What you should do: Below are the records; locate each line with the word "ГОСТ" and copy it.

Supplied material:
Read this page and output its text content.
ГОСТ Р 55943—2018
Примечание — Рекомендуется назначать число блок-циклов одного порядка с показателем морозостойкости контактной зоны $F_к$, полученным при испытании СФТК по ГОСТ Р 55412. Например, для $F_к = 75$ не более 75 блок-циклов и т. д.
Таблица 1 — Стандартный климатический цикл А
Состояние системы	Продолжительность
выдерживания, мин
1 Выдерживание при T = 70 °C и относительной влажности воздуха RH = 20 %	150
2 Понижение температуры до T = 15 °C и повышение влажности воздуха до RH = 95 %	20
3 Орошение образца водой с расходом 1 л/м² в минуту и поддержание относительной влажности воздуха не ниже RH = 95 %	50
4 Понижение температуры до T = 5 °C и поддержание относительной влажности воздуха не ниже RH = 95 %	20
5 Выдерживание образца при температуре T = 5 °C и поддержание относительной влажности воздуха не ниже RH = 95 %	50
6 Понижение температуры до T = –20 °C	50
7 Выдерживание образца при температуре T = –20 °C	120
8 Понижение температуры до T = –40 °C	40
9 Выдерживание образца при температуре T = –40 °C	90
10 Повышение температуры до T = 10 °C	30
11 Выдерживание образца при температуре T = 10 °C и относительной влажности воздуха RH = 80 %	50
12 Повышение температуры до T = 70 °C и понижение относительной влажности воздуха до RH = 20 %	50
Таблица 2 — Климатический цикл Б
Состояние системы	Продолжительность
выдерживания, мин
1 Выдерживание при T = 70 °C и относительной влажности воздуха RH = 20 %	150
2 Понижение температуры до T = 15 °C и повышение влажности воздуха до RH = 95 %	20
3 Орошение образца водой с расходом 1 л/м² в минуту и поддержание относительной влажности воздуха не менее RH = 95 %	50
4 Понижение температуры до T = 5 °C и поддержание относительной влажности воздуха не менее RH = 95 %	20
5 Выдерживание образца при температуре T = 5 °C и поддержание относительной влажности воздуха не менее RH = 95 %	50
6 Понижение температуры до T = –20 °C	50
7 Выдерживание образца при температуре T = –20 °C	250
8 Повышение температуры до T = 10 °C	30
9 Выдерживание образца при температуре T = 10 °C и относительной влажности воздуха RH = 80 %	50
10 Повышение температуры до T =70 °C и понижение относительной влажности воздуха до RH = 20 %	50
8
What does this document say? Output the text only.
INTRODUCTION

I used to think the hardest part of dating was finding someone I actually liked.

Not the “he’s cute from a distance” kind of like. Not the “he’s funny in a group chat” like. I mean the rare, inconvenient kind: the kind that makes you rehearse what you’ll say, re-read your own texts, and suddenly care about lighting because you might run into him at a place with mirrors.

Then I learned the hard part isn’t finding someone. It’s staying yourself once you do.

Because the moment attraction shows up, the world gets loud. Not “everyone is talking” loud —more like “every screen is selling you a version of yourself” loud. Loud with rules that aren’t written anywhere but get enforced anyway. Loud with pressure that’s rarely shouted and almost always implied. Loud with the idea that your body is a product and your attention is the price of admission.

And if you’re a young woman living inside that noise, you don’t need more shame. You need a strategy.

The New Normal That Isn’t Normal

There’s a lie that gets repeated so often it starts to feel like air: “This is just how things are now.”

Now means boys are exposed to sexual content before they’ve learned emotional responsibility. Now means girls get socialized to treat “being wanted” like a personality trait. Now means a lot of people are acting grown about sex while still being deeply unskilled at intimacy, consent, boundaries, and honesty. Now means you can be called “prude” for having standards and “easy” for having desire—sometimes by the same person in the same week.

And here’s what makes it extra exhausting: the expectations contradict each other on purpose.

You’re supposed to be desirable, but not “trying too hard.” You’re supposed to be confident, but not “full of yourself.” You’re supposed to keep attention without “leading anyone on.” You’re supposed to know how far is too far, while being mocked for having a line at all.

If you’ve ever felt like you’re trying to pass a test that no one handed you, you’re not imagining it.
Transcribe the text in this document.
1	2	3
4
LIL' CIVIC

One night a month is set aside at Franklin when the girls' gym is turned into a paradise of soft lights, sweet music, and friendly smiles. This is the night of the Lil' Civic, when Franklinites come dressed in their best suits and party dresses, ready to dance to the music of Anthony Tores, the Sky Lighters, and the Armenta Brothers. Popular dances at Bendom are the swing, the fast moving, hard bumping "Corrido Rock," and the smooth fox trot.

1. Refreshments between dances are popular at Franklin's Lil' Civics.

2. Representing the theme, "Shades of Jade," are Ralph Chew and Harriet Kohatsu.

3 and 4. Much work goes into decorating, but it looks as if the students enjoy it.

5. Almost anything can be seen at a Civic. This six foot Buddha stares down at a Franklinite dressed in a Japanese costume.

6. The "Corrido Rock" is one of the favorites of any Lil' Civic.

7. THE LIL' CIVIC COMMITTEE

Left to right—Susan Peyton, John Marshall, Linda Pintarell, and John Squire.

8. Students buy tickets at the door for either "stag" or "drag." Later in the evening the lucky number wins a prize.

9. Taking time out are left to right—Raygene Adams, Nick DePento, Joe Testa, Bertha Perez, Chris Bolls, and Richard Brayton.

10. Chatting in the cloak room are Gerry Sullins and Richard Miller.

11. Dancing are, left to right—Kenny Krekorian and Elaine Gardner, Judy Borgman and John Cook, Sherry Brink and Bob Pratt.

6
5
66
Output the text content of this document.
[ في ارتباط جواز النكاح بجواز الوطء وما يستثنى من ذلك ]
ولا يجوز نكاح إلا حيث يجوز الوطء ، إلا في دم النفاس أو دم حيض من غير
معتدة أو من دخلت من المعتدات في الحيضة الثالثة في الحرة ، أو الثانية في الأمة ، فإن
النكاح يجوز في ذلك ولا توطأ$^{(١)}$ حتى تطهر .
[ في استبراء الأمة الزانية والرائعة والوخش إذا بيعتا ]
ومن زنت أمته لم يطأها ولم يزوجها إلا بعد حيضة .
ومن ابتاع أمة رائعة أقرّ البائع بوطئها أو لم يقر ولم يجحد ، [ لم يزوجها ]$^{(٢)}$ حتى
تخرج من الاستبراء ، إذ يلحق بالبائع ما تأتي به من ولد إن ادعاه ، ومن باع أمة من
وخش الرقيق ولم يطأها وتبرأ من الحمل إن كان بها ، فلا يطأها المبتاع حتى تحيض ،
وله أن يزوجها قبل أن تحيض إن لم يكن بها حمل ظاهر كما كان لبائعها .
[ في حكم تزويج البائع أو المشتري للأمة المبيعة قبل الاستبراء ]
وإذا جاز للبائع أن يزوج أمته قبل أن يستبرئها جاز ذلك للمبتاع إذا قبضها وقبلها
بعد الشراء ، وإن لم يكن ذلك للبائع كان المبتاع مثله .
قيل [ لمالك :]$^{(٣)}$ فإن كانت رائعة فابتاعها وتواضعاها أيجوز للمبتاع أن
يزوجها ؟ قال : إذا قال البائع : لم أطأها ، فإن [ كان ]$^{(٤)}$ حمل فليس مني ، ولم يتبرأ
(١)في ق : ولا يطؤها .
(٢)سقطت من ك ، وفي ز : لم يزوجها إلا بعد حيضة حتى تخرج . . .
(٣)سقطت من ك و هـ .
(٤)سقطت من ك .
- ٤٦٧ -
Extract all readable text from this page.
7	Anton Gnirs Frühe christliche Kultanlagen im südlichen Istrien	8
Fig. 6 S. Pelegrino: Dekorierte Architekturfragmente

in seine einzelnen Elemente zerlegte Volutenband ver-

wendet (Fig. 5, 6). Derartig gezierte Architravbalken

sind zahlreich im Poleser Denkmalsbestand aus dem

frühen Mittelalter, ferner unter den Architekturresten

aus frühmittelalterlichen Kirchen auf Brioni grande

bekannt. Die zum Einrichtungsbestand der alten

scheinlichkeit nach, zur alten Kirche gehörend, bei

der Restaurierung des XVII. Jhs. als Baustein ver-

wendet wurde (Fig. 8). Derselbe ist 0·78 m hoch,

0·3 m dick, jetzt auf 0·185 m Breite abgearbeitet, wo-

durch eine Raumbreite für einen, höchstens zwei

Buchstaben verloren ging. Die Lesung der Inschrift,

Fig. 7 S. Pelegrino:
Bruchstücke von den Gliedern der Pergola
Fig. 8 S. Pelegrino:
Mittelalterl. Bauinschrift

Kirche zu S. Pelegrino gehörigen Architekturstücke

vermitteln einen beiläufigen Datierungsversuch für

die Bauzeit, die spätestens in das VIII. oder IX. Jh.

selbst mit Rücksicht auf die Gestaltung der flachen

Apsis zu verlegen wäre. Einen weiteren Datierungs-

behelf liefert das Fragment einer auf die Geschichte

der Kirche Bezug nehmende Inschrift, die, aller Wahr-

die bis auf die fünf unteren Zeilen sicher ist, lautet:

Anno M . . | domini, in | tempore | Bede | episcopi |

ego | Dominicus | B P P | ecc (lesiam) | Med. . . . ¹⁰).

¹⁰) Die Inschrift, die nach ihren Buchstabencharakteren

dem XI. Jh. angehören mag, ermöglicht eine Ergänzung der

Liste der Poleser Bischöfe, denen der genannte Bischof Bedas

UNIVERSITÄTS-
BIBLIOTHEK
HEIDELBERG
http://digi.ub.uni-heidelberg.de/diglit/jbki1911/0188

Task result:
ГОСТ Р 55943—2018
Примечание — Рекомендуется назначать число блок-циклов одного порядка с показателем морозостойкости контактной зоны $F_к$, полученным при испытании СФТК по ГОСТ Р 55412. Например, для $F_к = 75$ не более 75 блок-циклов и т. д.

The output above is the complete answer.